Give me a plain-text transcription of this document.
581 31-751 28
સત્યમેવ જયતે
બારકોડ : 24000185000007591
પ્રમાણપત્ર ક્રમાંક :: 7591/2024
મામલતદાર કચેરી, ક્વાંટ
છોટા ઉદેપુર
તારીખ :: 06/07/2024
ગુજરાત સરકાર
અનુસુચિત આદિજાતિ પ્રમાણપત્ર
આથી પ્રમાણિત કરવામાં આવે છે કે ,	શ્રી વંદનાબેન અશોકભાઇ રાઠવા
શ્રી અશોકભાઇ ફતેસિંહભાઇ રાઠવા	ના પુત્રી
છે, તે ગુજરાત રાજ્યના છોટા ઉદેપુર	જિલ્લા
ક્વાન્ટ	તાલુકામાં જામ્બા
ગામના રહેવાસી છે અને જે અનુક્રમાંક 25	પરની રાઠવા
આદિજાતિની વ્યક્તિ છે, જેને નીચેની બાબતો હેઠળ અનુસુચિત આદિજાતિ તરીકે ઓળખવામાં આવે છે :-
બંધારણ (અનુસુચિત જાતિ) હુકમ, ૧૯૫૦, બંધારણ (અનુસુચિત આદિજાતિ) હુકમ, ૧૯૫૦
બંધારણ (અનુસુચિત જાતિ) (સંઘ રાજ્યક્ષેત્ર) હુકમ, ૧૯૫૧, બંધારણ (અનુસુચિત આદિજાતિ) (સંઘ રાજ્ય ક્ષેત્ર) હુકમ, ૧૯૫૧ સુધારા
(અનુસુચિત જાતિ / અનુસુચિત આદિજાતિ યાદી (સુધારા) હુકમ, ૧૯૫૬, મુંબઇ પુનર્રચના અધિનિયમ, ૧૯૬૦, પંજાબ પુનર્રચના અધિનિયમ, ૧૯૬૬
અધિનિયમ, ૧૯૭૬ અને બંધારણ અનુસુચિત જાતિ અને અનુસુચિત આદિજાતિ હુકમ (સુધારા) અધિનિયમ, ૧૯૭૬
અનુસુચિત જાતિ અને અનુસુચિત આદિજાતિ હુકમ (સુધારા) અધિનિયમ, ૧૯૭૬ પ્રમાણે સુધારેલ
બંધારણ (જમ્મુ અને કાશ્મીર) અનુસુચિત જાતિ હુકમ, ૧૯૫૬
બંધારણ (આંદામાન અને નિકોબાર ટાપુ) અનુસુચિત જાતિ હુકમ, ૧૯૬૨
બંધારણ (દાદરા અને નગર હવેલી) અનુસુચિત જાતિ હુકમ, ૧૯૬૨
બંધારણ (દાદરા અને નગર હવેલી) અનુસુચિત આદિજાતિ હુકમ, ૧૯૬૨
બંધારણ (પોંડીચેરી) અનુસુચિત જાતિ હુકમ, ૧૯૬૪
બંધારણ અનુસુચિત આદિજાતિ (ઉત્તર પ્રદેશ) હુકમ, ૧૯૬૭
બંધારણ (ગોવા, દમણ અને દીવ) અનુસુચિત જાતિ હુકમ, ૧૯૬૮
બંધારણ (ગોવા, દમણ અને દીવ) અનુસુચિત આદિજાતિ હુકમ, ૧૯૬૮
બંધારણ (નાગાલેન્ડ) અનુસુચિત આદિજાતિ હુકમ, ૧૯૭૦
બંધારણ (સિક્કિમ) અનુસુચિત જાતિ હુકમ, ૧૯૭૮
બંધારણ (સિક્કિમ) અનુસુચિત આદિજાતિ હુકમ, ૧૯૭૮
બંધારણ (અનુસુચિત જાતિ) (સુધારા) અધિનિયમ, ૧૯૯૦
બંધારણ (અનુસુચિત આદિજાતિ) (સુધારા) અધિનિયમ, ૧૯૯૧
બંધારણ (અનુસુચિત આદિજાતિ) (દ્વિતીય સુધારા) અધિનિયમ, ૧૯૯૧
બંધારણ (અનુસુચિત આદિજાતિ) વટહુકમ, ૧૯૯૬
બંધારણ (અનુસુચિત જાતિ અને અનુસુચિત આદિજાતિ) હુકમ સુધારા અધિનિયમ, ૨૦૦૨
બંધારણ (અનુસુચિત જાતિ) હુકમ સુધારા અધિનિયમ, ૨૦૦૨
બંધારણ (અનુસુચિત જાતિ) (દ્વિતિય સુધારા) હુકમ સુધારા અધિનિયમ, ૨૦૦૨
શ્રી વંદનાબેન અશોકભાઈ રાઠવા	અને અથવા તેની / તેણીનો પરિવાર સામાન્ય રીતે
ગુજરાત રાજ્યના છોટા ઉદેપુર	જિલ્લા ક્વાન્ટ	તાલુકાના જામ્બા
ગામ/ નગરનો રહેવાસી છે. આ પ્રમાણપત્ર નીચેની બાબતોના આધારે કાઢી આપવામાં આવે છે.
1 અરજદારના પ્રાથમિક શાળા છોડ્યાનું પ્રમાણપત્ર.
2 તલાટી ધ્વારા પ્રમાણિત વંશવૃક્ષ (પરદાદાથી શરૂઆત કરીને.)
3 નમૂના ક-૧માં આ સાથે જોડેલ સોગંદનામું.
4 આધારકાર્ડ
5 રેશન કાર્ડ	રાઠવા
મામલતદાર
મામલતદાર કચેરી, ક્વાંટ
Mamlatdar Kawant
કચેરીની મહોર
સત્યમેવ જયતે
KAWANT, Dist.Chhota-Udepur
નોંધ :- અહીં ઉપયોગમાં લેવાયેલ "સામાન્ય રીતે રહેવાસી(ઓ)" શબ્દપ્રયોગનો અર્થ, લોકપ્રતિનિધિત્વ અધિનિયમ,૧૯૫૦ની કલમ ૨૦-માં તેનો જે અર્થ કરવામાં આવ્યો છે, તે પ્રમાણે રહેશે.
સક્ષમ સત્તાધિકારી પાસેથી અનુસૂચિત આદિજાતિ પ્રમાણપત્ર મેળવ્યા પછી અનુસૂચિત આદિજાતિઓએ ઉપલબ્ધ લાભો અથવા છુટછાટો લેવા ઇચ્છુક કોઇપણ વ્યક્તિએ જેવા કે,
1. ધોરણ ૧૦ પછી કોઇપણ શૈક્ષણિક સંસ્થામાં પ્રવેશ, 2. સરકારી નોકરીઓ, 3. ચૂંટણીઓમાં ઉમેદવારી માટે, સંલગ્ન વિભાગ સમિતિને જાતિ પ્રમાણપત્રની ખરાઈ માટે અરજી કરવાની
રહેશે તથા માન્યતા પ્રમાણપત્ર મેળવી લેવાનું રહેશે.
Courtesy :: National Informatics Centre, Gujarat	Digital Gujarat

Problem description
Repeat every entry exactly, please.

Right answer
Give me a plain-text transcription of this document.
581 31-751 28
સત્યમેવ જયતે
બારકોડ : 24000185000007591
પ્રમાણપત્ર ક્રમાંક :: 7591/2024
મામલતદાર કચેરી, ક્વાંટ
છોટા ઉદેપુર
તારીખ :: 06/07/2024
ગુજરાત સરકાર
અનુસુચિત આદિજાતિ પ્રમાણપત્ર
આથી પ્રમાણિત કરવામાં આવે છે કે ,	શ્રી વંદનાબેન અશોકભાઇ રાઠવા
શ્રી અશોકભાઇ ફતેસિંહભાઇ રાઠવા	ના પુત્રી
છે, તે ગુજરાત રાજ્યના છોટા ઉદેપુર	જિલ્લા
ક્વાન્ટ	તાલુકામાં જામ્બા
ગામના રહેવાસી છે અને જે અનુક્રમાંક 25	પરની રાઠવા
આદિજાતિની વ્યક્તિ છે, જેને નીચેની બાબતો હેઠળ અનુસુચિત આદિજાતિ તરીકે ઓળખવામાં આવે છે :-
બંધારણ (અનુસુચિત જાતિ) હુકમ, ૧૯૫૦, બંધારણ (અનુસુચિત આદિજાતિ) હુકમ, ૧૯૫૦
બંધારણ (અનુસુચિત જાતિ) (સંઘ રાજ્યક્ષેત્ર) હુકમ, ૧૯૫૧, બંધારણ (અનુસુચિત આદિજાતિ) (સંઘ રાજ્ય ક્ષેત્ર) હુકમ, ૧૯૫૧ સુધારા
(અનુસુચિત જાતિ / અનુસુચિત આદિજાતિ યાદી (સુધારા) હુકમ, ૧૯૫૬, મુંબઇ પુનર્રચના અધિનિયમ, ૧૯૬૦, પંજાબ પુનર્રચના અધિનિયમ, ૧૯૬૬
અધિનિયમ, ૧૯૭૬ અને બંધારણ અનુસુચિત જાતિ અને અનુસુચિત આદિજાતિ હુકમ (સુધારા) અધિનિયમ, ૧૯૭૬
અનુસુચિત જાતિ અને અનુસુચિત આદિજાતિ હુકમ (સુધારા) અધિનિયમ, ૧૯૭૬ પ્રમાણે સુધારેલ
બંધારણ (જમ્મુ અને કાશ્મીર) અનુસુચિત જાતિ હુકમ, ૧૯૫૬
બંધારણ (આંદામાન અને નિકોબાર ટાપુ) અનુસુચિત જાતિ હુકમ, ૧૯૬૨
બંધારણ (દાદરા અને નગર હવેલી) અનુસુચિત જાતિ હુકમ, ૧૯૬૨
બંધારણ (દાદરા અને નગર હવેલી) અનુસુચિત આદિજાતિ હુકમ, ૧૯૬૨
બંધારણ (પોંડીચેરી) અનુસુચિત જાતિ હુકમ, ૧૯૬૪
બંધારણ અનુસુચિત આદિજાતિ (ઉત્તર પ્રદેશ) હુકમ, ૧૯૬૭
બંધારણ (ગોવા, દમણ અને દીવ) અનુસુચિત જાતિ હુકમ, ૧૯૬૮
બંધારણ (ગોવા, દમણ અને દીવ) અનુસુચિત આદિજાતિ હુકમ, ૧૯૬૮
બંધારણ (નાગાલેન્ડ) અનુસુચિત આદિજાતિ હુકમ, ૧૯૭૦
બંધારણ (સિક્કિમ) અનુસુચિત જાતિ હુકમ, ૧૯૭૮
બંધારણ (સિક્કિમ) અનુસુચિત આદિજાતિ હુકમ, ૧૯૭૮
બંધારણ (અનુસુચિત જાતિ) (સુધારા) અધિનિયમ, ૧૯૯૦
બંધારણ (અનુસુચિત આદિજાતિ) (સુધારા) અધિનિયમ, ૧૯૯૧
બંધારણ (અનુસુચિત આદિજાતિ) (દ્વિતીય સુધારા) અધિનિયમ, ૧૯૯૧
બંધારણ (અનુસુચિત આદિજાતિ) વટહુકમ, ૧૯૯૬
બંધારણ (અનુસુચિત જાતિ અને અનુસુચિત આદિજાતિ) હુકમ સુધારા અધિનિયમ, ૨૦૦૨
બંધારણ (અનુસુચિત જાતિ) હુકમ સુધારા અધિનિયમ, ૨૦૦૨
બંધારણ (અનુસુચિત જાતિ) (દ્વિતિય સુધારા) હુકમ સુધારા અધિનિયમ, ૨૦૦૨
શ્રી વંદનાબેન અશોકભાઈ રાઠવા	અને અથવા તેની / તેણીનો પરિવાર સામાન્ય રીતે
ગુજરાત રાજ્યના છોટા ઉદેપુર	જિલ્લા ક્વાન્ટ	તાલુકાના જામ્બા
ગામ/ નગરનો રહેવાસી છે. આ પ્રમાણપત્ર નીચેની બાબતોના આધારે કાઢી આપવામાં આવે છે.
1 અરજદારના પ્રાથમિક શાળા છોડ્યાનું પ્રમાણપત્ર.
2 તલાટી ધ્વારા પ્રમાણિત વંશવૃક્ષ (પરદાદાથી શરૂઆત કરીને.)
3 નમૂના ક-૧માં આ સાથે જોડેલ સોગંદનામું.
4 આધારકાર્ડ
5 રેશન કાર્ડ	રાઠવા
મામલતદાર
મામલતદાર કચેરી, ક્વાંટ
Mamlatdar Kawant
કચેરીની મહોર
સત્યમેવ જયતે
KAWANT, Dist.Chhota-Udepur
નોંધ :- અહીં ઉપયોગમાં લેવાયેલ "સામાન્ય રીતે રહેવાસી(ઓ)" શબ્દપ્રયોગનો અર્થ, લોકપ્રતિનિધિત્વ અધિનિયમ,૧૯૫૦ની કલમ ૨૦-માં તેનો જે અર્થ કરવામાં આવ્યો છે, તે પ્રમાણે રહેશે.
સક્ષમ સત્તાધિકારી પાસેથી અનુસૂચિત આદિજાતિ પ્રમાણપત્ર મેળવ્યા પછી અનુસૂચિત આદિજાતિઓએ ઉપલબ્ધ લાભો અથવા છુટછાટો લેવા ઇચ્છુક કોઇપણ વ્યક્તિએ જેવા કે,
1. ધોરણ ૧૦ પછી કોઇપણ શૈક્ષણિક સંસ્થામાં પ્રવેશ, 2. સરકારી નોકરીઓ, 3. ચૂંટણીઓમાં ઉમેદવારી માટે, સંલગ્ન વિભાગ સમિતિને જાતિ પ્રમાણપત્રની ખરાઈ માટે અરજી કરવાની
રહેશે તથા માન્યતા પ્રમાણપત્ર મેળવી લેવાનું રહેશે.
Courtesy :: National Informatics Centre, Gujarat	Digital Gujarat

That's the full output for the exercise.